■ Text block ■
** begin **
A large city newspaper periodically reports the mean cost of dinner for two people at restaurants in the city. The
newspaper staff will collect data from a random sample of restaurants in the city and estimate the mean price
using a 90 percent confidence interval. In past years, the standard deviation has always been very close to $35.
Assuming that the population standard deviation is $35, which of the following is the minimum sample size
needed to obtain a margin of error of no more than $5 ?
We can use the formula for margin of error given in the formula page. The margin of error is the product of the critical
value and the standard error of the statistic.
Confidence interval: statistic \(\pm\) (critical value)(standared error of the statistic)
** end **
■ Records supplied ■
** begin **
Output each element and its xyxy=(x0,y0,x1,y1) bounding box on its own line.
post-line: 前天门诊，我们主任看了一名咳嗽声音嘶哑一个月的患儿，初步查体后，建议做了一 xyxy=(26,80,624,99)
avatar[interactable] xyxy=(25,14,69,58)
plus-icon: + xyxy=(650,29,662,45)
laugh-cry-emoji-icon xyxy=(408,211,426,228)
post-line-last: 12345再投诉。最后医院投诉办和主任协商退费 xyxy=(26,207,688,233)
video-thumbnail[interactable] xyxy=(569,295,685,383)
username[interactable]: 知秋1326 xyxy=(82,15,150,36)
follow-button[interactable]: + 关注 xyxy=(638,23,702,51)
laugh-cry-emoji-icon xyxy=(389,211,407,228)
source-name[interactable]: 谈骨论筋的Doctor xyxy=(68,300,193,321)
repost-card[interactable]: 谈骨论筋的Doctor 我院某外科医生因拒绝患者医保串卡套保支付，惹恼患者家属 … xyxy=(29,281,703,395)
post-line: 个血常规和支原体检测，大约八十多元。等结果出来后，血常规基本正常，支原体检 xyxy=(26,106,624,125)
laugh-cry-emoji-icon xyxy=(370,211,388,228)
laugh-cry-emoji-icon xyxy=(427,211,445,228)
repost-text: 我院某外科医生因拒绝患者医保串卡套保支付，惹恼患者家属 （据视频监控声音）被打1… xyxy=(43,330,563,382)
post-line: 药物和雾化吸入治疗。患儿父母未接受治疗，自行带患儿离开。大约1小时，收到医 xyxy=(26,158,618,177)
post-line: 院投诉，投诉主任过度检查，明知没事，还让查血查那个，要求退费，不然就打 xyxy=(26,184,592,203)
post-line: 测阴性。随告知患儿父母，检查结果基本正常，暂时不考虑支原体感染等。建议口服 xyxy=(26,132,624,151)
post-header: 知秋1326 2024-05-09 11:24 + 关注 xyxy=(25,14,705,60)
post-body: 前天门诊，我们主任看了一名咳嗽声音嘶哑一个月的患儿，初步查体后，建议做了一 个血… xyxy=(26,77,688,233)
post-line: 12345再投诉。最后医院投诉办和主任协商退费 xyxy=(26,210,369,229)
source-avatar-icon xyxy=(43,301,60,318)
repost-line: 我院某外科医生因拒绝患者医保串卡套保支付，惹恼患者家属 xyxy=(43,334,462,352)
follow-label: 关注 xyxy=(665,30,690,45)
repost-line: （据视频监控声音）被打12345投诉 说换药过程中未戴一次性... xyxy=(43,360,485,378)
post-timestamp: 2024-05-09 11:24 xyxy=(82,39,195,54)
** end **
■ Exercise set ■
a) In the problem about the cost of dinner for two, what population standard deviation is assumed?
b) Pick up the text on the cost of dinner for two after its last sentence and carry it on.

■ Answers per task ■
a) $35

b)
The critical value that corresponds to a 90 percent confidence interval is 1.645.
This can be obtained by the corresponding \(p\)-value of 0.05 for a 90 percent confidence interval.
The standard error is given by this formula:
$$ s_{\bar{X}}=\frac{s}{\sqrt{n}} $$
$$ = \frac{35}{\sqrt{n}} $$
We need the margin of error to be less than 5.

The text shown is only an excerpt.